Items from a figure collection:
━━━

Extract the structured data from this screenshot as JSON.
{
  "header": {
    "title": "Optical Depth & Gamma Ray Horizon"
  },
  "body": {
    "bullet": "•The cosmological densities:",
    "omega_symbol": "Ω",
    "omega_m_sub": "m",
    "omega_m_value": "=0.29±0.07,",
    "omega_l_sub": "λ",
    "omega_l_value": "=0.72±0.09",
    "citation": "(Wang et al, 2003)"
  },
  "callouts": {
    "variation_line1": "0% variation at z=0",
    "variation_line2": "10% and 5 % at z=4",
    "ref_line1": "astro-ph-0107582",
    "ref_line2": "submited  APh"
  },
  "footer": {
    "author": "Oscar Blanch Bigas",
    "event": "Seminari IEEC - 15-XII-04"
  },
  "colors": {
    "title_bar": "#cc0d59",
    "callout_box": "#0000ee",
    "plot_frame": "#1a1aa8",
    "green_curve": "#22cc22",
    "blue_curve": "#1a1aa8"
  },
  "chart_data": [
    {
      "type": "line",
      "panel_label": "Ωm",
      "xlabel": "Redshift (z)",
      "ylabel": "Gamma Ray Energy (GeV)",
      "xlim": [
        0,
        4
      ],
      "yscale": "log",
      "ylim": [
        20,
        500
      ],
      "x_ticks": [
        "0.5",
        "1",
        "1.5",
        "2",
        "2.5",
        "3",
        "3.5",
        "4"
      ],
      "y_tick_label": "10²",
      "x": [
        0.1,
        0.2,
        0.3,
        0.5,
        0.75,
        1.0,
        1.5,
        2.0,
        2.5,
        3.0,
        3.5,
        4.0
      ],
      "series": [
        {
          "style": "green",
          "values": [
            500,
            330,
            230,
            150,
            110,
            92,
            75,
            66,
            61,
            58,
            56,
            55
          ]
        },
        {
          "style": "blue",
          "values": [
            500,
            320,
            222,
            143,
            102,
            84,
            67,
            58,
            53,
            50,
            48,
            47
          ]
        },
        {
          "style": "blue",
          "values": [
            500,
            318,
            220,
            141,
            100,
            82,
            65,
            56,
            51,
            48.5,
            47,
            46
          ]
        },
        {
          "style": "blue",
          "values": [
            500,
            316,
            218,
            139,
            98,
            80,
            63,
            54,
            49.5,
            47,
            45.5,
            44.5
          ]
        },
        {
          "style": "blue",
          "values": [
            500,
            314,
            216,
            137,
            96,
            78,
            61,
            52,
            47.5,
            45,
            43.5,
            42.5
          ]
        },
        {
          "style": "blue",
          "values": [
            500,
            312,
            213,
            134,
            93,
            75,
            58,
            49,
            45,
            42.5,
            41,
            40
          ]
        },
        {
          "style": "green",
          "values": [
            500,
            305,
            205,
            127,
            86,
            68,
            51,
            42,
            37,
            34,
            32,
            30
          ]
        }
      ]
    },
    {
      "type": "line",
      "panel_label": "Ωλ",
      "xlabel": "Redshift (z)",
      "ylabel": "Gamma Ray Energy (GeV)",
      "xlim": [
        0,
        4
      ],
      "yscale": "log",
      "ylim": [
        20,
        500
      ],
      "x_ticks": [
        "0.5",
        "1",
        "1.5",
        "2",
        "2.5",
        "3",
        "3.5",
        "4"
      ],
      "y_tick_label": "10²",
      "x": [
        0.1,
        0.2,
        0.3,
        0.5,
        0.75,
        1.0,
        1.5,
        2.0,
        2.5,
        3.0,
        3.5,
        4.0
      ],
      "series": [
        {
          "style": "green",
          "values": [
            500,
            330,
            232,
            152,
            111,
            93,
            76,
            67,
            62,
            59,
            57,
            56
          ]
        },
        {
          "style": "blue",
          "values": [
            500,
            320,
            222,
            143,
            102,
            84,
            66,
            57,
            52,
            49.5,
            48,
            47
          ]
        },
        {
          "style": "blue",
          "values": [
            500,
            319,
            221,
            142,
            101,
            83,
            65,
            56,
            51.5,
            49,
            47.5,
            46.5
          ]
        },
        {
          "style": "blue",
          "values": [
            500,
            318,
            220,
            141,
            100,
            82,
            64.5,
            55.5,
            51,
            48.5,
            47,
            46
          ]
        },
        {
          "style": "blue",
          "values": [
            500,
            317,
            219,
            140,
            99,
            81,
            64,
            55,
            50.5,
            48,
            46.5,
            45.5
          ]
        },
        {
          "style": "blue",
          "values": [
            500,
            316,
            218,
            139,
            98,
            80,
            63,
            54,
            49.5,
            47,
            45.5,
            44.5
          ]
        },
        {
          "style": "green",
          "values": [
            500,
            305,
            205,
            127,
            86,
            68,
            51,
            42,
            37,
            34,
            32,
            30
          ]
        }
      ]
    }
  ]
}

━━━

### Problem statement
Output every entry shown above, exactly.

### Written answer
Extract the structured data from this screenshot as JSON.
{
  "header": {
    "title": "Optical Depth & Gamma Ray Horizon"
  },
  "body": {
    "bullet": "•The cosmological densities:",
    "omega_symbol": "Ω",
    "omega_m_sub": "m",
    "omega_m_value": "=0.29±0.07,",
    "omega_l_sub": "λ",
    "omega_l_value": "=0.72±0.09",
    "citation": "(Wang et al, 2003)"
  },
  "callouts": {
    "variation_line1": "0% variation at z=0",
    "variation_line2": "10% and 5 % at z=4",
    "ref_line1": "astro-ph-0107582",
    "ref_line2": "submited  APh"
  },
  "footer": {
    "author": "Oscar Blanch Bigas",
    "event": "Seminari IEEC - 15-XII-04"
  },
  "colors": {
    "title_bar": "#cc0d59",
    "callout_box": "#0000ee",
    "plot_frame": "#1a1aa8",
    "green_curve": "#22cc22",
    "blue_curve": "#1a1aa8"
  },
  "chart_data": [
    {
      "type": "line",
      "panel_label": "Ωm",
      "xlabel": "Redshift (z)",
      "ylabel": "Gamma Ray Energy (GeV)",
      "xlim": [
        0,
        4
      ],
      "yscale": "log",
      "ylim": [
        20,
        500
      ],
      "x_ticks": [
        "0.5",
        "1",
        "1.5",
        "2",
        "2.5",
        "3",
        "3.5",
        "4"
      ],
      "y_tick_label": "10²",
      "x": [
        0.1,
        0.2,
        0.3,
        0.5,
        0.75,
        1.0,
        1.5,
        2.0,
        2.5,
        3.0,
        3.5,
        4.0
      ],
      "series": [
        {
          "style": "green",
          "values": [
            500,
            330,
            230,
            150,
            110,
            92,
            75,
            66,
            61,
            58,
            56,
            55
          ]
        },
        {
          "style": "blue",
          "values": [
            500,
            320,
            222,
            143,
            102,
            84,
            67,
            58,
            53,
            50,
            48,
            47
          ]
        },
        {
          "style": "blue",
          "values": [
            500,
            318,
            220,
            141,
            100,
            82,
            65,
            56,
            51,
            48.5,
            47,
            46
          ]
        },
        {
          "style": "blue",
          "values": [
            500,
            316,
            218,
            139,
            98,
            80,
            63,
            54,
            49.5,
            47,
            45.5,
            44.5
          ]
        },
        {
          "style": "blue",
          "values": [
            500,
            314,
            216,
            137,
            96,
            78,
            61,
            52,
            47.5,
            45,
            43.5,
            42.5
          ]
        },
        {
          "style": "blue",
          "values": [
            500,
            312,
            213,
            134,
            93,
            75,
            58,
            49,
            45,
            42.5,
            41,
            40
          ]
        },
        {
          "style": "green",
          "values": [
            500,
            305,
            205,
            127,
            86,
            68,
            51,
            42,
            37,
            34,
            32,
            30
          ]
        }
      ]
    },
    {
      "type": "line",
      "panel_label": "Ωλ",
      "xlabel": "Redshift (z)",
      "ylabel": "Gamma Ray Energy (GeV)",
      "xlim": [
        0,
        4
      ],
      "yscale": "log",
      "ylim": [
        20,
        500
      ],
      "x_ticks": [
        "0.5",
        "1",
        "1.5",
        "2",
        "2.5",
        "3",
        "3.5",
        "4"
      ],
      "y_tick_label": "10²",
      "x": [
        0.1,
        0.2,
        0.3,
        0.5,
        0.75,
        1.0,
        1.5,
        2.0,
        2.5,
        3.0,
        3.5,
        4.0
      ],
      "series": [
        {
          "style": "green",
          "values": [
            500,
            330,
            232,
            152,
            111,
            93,
            76,
            67,
            62,
            59,
            57,
            56
          ]
        },
        {
          "style": "blue",
          "values": [
            500,
            320,
            222,
            143,
            102,
            84,
            66,
            57,
            52,
            49.5,
            48,
            47
          ]
        },
        {
          "style": "blue",
          "values": [
            500,
            319,
            221,
            142,
            101,
            83,
            65,
            56,
            51.5,
            49,
            47.5,
            46.5
          ]
        },
        {
          "style": "blue",
          "values": [
            500,
            318,
            220,
            141,
            100,
            82,
            64.5,
            55.5,
            51,
            48.5,
            47,
            46
          ]
        },
        {
          "style": "blue",
          "values": [
            500,
            317,
            219,
            140,
            99,
            81,
            64,
            55,
            50.5,
            48,
            46.5,
            45.5
          ]
        },
        {
          "style": "blue",
          "values": [
            500,
            316,
            218,
            139,
            98,
            80,
            63,
            54,
            49.5,
            47,
            45.5,
            44.5
          ]
        },
        {
          "style": "green",
          "values": [
            500,
            305,
            205,
            127,
            86,
            68,
            51,
            42,
            37,
            34,
            32,
            30
          ]
        }
      ]
    }
  ]
}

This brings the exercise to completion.